Locate each line in the records containing "Boundary". Copy it.
---
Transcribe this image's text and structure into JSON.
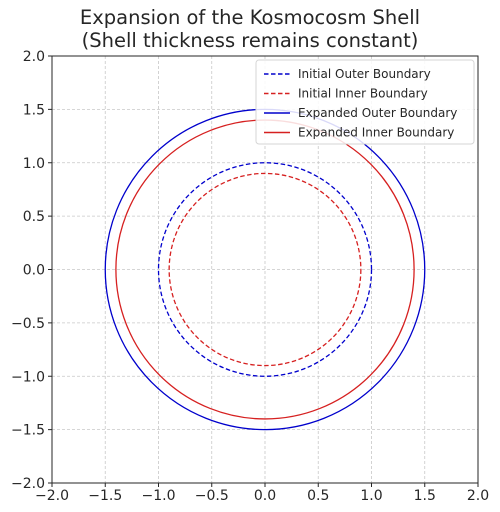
{
  "chart_data": {
    "type": "line",
    "title": "Expansion of the Kosmocosm Shell",
    "subtitle": "(Shell thickness remains constant)",
    "xlabel": "",
    "ylabel": "",
    "xlim": [
      -2.0,
      2.0
    ],
    "ylim": [
      -2.0,
      2.0
    ],
    "xticks": [
      "−2.0",
      "−1.5",
      "−1.0",
      "−0.5",
      "0.0",
      "0.5",
      "1.0",
      "1.5",
      "2.0"
    ],
    "yticks": [
      "−2.0",
      "−1.5",
      "−1.0",
      "−0.5",
      "0.0",
      "0.5",
      "1.0",
      "1.5",
      "2.0"
    ],
    "xtick_values": [
      -2.0,
      -1.5,
      -1.0,
      -0.5,
      0.0,
      0.5,
      1.0,
      1.5,
      2.0
    ],
    "ytick_values": [
      -2.0,
      -1.5,
      -1.0,
      -0.5,
      0.0,
      0.5,
      1.0,
      1.5,
      2.0
    ],
    "grid": true,
    "legend_position": "top-right",
    "series": [
      {
        "name": "Initial Outer Boundary",
        "shape": "circle",
        "center": [
          0,
          0
        ],
        "radius": 1.0,
        "color": "#0000cc",
        "style": "dashed"
      },
      {
        "name": "Initial Inner Boundary",
        "shape": "circle",
        "center": [
          0,
          0
        ],
        "radius": 0.9,
        "color": "#d62020",
        "style": "dashed"
      },
      {
        "name": "Expanded Outer Boundary",
        "shape": "circle",
        "center": [
          0,
          0
        ],
        "radius": 1.5,
        "color": "#0000cc",
        "style": "solid"
      },
      {
        "name": "Expanded Inner Boundary",
        "shape": "circle",
        "center": [
          0,
          0
        ],
        "radius": 1.4,
        "color": "#d62020",
        "style": "solid"
      }
    ]
  }
}
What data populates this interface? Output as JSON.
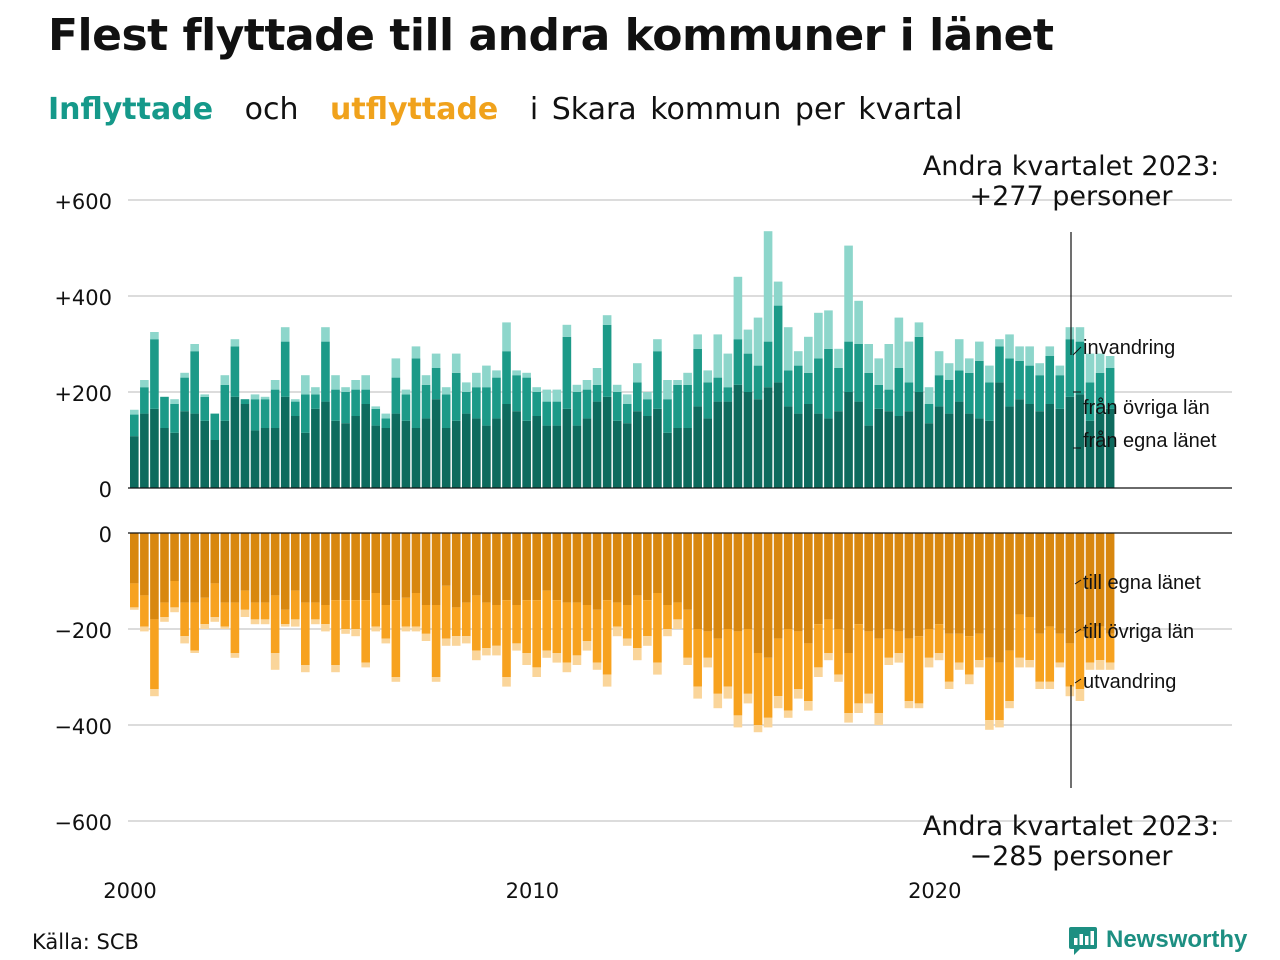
{
  "title": "Flest flyttade till andra kommuner i länet",
  "subtitle": {
    "inflyttade": "Inflyttade",
    "och": "och",
    "utflyttade": "utflyttade",
    "rest": "i Skara kommun per kvartal"
  },
  "source": "Källa: SCB",
  "brand": "Newsworthy",
  "colors": {
    "in_egna": "#0e6b5e",
    "in_ovriga": "#1c9a88",
    "in_invandring": "#8dd6cb",
    "ut_egna": "#d8870f",
    "ut_ovriga": "#f7a21f",
    "ut_utvandring": "#fad59a",
    "title_in": "#15998a",
    "title_out": "#f0a21c",
    "brand": "#1d8f82"
  },
  "chart_data": {
    "type": "bar",
    "stacked": true,
    "x_start": 2000,
    "quarters_per_year": 4,
    "xticks": [
      {
        "year": 2000,
        "label": "2000"
      },
      {
        "year": 2010,
        "label": "2010"
      },
      {
        "year": 2020,
        "label": "2020"
      }
    ],
    "ylim": [
      -600,
      600
    ],
    "yticks": [
      {
        "value": 600,
        "label": "+600"
      },
      {
        "value": 400,
        "label": "+400"
      },
      {
        "value": 200,
        "label": "+200"
      },
      {
        "value": 0,
        "label": "0"
      }
    ],
    "yticks_lower": [
      {
        "value": 0,
        "label": "0"
      },
      {
        "value": -200,
        "label": "−200"
      },
      {
        "value": -400,
        "label": "−400"
      },
      {
        "value": -600,
        "label": "−600"
      }
    ],
    "inflyttade_series": [
      {
        "name": "från egna länet",
        "values": [
          108,
          155,
          165,
          125,
          115,
          160,
          155,
          140,
          100,
          140,
          190,
          175,
          120,
          125,
          125,
          190,
          150,
          115,
          165,
          180,
          140,
          135,
          150,
          175,
          130,
          125,
          155,
          140,
          125,
          145,
          185,
          125,
          140,
          155,
          145,
          130,
          145,
          175,
          160,
          140,
          150,
          130,
          130,
          165,
          130,
          145,
          180,
          190,
          140,
          135,
          160,
          150,
          165,
          115,
          125,
          125,
          170,
          145,
          180,
          180,
          215,
          200,
          185,
          210,
          220,
          170,
          155,
          175,
          155,
          145,
          160,
          200,
          180,
          130,
          165,
          160,
          150,
          160,
          200,
          135,
          170,
          155,
          180,
          155,
          145,
          140,
          220,
          170,
          185,
          175,
          160,
          175,
          165,
          190,
          195,
          140,
          155,
          165
        ]
      },
      {
        "name": "från övriga län",
        "values": [
          45,
          55,
          145,
          65,
          60,
          70,
          130,
          50,
          55,
          75,
          105,
          10,
          65,
          60,
          80,
          115,
          30,
          80,
          30,
          125,
          65,
          65,
          55,
          30,
          35,
          20,
          75,
          55,
          145,
          70,
          65,
          70,
          100,
          45,
          65,
          80,
          85,
          110,
          75,
          90,
          50,
          50,
          50,
          150,
          70,
          60,
          35,
          150,
          60,
          40,
          60,
          35,
          120,
          70,
          90,
          90,
          120,
          75,
          50,
          30,
          95,
          80,
          70,
          95,
          160,
          75,
          100,
          65,
          115,
          145,
          90,
          105,
          120,
          110,
          50,
          45,
          100,
          60,
          115,
          40,
          65,
          70,
          65,
          85,
          120,
          80,
          75,
          100,
          80,
          80,
          75,
          100,
          70,
          120,
          110,
          80,
          85,
          85
        ]
      },
      {
        "name": "invandring",
        "values": [
          10,
          15,
          15,
          0,
          10,
          10,
          15,
          5,
          0,
          20,
          15,
          0,
          10,
          5,
          20,
          30,
          5,
          40,
          15,
          30,
          30,
          10,
          20,
          30,
          5,
          10,
          40,
          10,
          25,
          20,
          30,
          15,
          40,
          20,
          30,
          45,
          15,
          60,
          10,
          10,
          10,
          25,
          25,
          25,
          15,
          20,
          35,
          20,
          15,
          20,
          40,
          15,
          25,
          40,
          10,
          25,
          30,
          25,
          90,
          70,
          130,
          50,
          100,
          230,
          50,
          90,
          30,
          75,
          95,
          80,
          40,
          200,
          90,
          60,
          55,
          95,
          105,
          85,
          30,
          35,
          50,
          35,
          65,
          30,
          40,
          35,
          15,
          50,
          30,
          40,
          25,
          20,
          20,
          25,
          30,
          60,
          40,
          25
        ]
      }
    ],
    "utflyttade_series": [
      {
        "name": "till egna länet",
        "values": [
          -105,
          -130,
          -180,
          -145,
          -100,
          -145,
          -145,
          -135,
          -105,
          -145,
          -145,
          -120,
          -145,
          -145,
          -130,
          -160,
          -120,
          -145,
          -145,
          -150,
          -140,
          -140,
          -140,
          -140,
          -125,
          -150,
          -140,
          -135,
          -125,
          -150,
          -150,
          -110,
          -155,
          -145,
          -130,
          -145,
          -150,
          -140,
          -150,
          -140,
          -140,
          -120,
          -140,
          -145,
          -145,
          -150,
          -160,
          -140,
          -145,
          -150,
          -130,
          -140,
          -125,
          -150,
          -145,
          -160,
          -200,
          -205,
          -220,
          -200,
          -205,
          -200,
          -250,
          -260,
          -220,
          -200,
          -205,
          -230,
          -190,
          -180,
          -200,
          -250,
          -190,
          -205,
          -220,
          -200,
          -205,
          -220,
          -215,
          -200,
          -190,
          -210,
          -210,
          -215,
          -210,
          -260,
          -270,
          -245,
          -170,
          -175,
          -210,
          -195,
          -210,
          -230,
          -205,
          -220,
          -195,
          -210
        ]
      },
      {
        "name": "till övriga län",
        "values": [
          -50,
          -65,
          -145,
          -30,
          -55,
          -70,
          -100,
          -55,
          -70,
          -50,
          -105,
          -40,
          -35,
          -35,
          -120,
          -30,
          -60,
          -130,
          -35,
          -40,
          -135,
          -60,
          -60,
          -130,
          -70,
          -70,
          -160,
          -60,
          -70,
          -60,
          -150,
          -110,
          -60,
          -70,
          -115,
          -95,
          -85,
          -160,
          -80,
          -110,
          -140,
          -125,
          -110,
          -125,
          -110,
          -75,
          -110,
          -155,
          -50,
          -70,
          -110,
          -75,
          -145,
          -50,
          -35,
          -100,
          -120,
          -55,
          -115,
          -120,
          -175,
          -135,
          -150,
          -125,
          -120,
          -170,
          -120,
          -120,
          -90,
          -70,
          -95,
          -125,
          -165,
          -130,
          -155,
          -60,
          -45,
          -130,
          -140,
          -60,
          -60,
          -100,
          -60,
          -80,
          -55,
          -130,
          -120,
          -105,
          -90,
          -90,
          -100,
          -115,
          -60,
          -90,
          -120,
          -50,
          -70,
          -60
        ]
      },
      {
        "name": "utvandring",
        "values": [
          -5,
          -10,
          -15,
          -10,
          -10,
          -15,
          -5,
          -10,
          -10,
          -5,
          -10,
          -15,
          -10,
          -10,
          -35,
          -5,
          -15,
          -15,
          -10,
          -15,
          -15,
          -10,
          -15,
          -10,
          -10,
          -10,
          -10,
          -10,
          -10,
          -15,
          -10,
          -15,
          -20,
          -15,
          -20,
          -15,
          -20,
          -20,
          -15,
          -25,
          -20,
          -15,
          -20,
          -20,
          -20,
          -20,
          -15,
          -25,
          -20,
          -15,
          -25,
          -20,
          -25,
          -15,
          -20,
          -15,
          -25,
          -20,
          -30,
          -25,
          -25,
          -20,
          -15,
          -20,
          -25,
          -15,
          -20,
          -20,
          -20,
          -15,
          -15,
          -20,
          -20,
          -20,
          -25,
          -15,
          -20,
          -15,
          -10,
          -20,
          -15,
          -15,
          -15,
          -20,
          -15,
          -20,
          -15,
          -15,
          -20,
          -15,
          -15,
          -15,
          -10,
          -20,
          -25,
          -15,
          -20,
          -15
        ]
      }
    ],
    "right_labels_in": [
      "invandring",
      "från övriga län",
      "från egna länet"
    ],
    "right_labels_out": [
      "till egna länet",
      "till övriga län",
      "utvandring"
    ],
    "annotation_top": [
      "Andra kvartalet 2023:",
      "+277 personer"
    ],
    "annotation_bottom": [
      "Andra kvartalet 2023:",
      "−285 personer"
    ]
  }
}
---
*Full response:*
        "name": "Initial Outer Boundary",
        "name": "Initial Inner Boundary",
        "name": "Expanded Outer Boundary",
        "name": "Expanded Inner Boundary",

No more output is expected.